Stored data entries

....

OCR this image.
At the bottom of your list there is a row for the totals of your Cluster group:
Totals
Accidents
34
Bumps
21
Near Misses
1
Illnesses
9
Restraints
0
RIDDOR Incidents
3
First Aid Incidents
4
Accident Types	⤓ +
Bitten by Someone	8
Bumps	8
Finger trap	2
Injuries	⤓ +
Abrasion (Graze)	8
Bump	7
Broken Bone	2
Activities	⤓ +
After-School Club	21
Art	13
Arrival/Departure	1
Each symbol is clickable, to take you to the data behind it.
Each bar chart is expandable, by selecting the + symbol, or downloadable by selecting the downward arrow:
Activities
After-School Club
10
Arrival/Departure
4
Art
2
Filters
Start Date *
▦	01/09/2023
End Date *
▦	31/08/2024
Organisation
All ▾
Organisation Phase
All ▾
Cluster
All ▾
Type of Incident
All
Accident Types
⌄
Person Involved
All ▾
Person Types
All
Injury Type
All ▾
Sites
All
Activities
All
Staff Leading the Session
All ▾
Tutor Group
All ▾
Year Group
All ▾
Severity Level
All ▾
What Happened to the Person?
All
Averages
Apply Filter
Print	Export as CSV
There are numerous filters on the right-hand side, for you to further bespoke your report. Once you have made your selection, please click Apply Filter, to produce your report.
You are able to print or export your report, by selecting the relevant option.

....

#### Work to be completed:
Pick out and copy the lines of the entries that hold the string "report".

#### Written response:
There are numerous filters on the right-hand side, for you to further bespoke your report. Once you have made your selection, please click Apply Filter, to produce your report.
You are able to print or export your report, by selecting the relevant option.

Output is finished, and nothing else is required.